What is being asked >> Only a number is wanted here: the number of lines of the data that include "this".

— START OF Material for the task —

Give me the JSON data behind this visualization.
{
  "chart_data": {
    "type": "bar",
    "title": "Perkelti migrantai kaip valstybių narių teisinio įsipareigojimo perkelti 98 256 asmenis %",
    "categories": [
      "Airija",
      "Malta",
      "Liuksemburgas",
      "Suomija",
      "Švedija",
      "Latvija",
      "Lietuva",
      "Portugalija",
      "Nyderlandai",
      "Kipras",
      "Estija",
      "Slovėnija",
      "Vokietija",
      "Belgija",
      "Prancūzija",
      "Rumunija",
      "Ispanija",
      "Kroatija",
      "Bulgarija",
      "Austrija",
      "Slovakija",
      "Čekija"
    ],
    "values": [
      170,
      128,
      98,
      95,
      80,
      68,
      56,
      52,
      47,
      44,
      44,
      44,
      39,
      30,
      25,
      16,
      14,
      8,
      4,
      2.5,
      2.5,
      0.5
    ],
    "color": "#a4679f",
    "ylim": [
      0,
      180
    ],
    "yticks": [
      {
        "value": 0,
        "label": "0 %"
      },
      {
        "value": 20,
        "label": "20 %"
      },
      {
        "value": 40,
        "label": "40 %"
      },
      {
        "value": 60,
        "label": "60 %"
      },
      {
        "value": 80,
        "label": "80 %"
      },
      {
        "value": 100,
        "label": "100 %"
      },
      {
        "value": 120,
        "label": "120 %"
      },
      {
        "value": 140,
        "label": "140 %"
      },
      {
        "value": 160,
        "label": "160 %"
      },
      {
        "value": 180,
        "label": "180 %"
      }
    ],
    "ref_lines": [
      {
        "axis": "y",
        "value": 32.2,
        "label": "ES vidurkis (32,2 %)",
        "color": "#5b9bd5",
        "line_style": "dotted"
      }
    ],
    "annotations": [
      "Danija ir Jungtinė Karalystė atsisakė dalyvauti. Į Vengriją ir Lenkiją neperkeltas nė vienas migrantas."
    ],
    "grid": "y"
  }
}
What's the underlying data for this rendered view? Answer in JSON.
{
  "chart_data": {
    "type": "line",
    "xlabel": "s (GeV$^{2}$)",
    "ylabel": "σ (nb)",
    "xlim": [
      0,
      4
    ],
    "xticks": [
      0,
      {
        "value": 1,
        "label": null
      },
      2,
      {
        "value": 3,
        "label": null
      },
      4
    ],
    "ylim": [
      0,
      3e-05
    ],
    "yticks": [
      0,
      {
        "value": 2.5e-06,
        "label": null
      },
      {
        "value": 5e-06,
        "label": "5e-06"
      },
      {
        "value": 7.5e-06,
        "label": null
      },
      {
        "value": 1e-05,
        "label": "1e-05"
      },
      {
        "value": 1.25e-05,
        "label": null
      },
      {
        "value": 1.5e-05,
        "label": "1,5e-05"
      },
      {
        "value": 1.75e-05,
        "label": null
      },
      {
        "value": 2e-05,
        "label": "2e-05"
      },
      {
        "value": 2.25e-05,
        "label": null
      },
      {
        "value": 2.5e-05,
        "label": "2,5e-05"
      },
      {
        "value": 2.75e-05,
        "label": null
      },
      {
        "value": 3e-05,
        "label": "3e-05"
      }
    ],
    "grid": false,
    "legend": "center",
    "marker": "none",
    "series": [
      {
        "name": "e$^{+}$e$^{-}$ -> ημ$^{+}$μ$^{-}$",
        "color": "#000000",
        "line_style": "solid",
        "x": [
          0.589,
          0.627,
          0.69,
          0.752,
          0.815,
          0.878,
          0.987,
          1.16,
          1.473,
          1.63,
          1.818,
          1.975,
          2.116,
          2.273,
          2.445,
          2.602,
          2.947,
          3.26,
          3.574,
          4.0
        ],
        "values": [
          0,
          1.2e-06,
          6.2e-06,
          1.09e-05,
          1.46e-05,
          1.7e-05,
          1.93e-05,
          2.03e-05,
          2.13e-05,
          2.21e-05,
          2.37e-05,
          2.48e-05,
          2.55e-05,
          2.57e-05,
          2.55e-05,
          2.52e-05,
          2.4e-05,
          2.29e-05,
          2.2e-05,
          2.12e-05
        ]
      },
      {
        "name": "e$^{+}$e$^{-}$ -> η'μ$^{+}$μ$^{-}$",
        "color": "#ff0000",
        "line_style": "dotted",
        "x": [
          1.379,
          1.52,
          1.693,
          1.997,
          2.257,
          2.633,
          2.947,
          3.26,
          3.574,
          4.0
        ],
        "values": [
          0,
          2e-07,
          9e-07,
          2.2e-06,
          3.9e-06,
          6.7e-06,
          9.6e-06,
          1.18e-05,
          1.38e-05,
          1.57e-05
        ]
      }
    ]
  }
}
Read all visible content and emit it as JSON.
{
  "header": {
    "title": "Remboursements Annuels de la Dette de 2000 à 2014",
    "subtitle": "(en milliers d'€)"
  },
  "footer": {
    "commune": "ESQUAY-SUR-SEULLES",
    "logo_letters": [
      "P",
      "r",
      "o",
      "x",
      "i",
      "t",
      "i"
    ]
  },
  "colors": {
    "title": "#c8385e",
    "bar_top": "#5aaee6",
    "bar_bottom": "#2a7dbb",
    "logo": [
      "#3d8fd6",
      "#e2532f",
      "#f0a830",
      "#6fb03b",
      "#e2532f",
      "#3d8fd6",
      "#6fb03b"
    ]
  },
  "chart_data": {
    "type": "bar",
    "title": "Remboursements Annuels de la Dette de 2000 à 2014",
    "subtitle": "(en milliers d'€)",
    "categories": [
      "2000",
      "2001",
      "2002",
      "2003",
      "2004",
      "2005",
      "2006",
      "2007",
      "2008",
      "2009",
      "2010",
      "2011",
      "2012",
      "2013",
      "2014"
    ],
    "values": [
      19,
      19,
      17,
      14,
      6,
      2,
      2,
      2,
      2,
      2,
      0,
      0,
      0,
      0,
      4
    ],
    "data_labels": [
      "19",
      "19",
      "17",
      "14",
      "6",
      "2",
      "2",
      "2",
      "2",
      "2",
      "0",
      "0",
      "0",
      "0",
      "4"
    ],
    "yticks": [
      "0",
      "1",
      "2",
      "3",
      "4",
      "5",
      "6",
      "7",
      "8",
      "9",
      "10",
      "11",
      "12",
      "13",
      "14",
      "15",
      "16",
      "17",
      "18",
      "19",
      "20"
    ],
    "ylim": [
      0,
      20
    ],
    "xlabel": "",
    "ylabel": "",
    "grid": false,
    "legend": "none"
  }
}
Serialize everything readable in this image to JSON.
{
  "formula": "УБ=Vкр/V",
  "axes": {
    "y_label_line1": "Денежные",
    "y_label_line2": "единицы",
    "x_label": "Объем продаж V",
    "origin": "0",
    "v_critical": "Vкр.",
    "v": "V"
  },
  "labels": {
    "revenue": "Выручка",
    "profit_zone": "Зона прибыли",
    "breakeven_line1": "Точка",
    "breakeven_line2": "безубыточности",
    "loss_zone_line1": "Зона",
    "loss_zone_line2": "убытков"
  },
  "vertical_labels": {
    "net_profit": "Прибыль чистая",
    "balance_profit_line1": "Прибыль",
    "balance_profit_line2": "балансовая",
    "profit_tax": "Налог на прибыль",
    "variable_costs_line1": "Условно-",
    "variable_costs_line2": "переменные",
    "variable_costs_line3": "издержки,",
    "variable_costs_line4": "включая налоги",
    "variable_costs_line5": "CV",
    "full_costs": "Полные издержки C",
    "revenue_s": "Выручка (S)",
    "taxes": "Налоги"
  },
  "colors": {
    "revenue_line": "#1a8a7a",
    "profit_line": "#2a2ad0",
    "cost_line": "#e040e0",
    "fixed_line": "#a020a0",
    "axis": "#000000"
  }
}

— END OF Material for the task —

Final result >> 3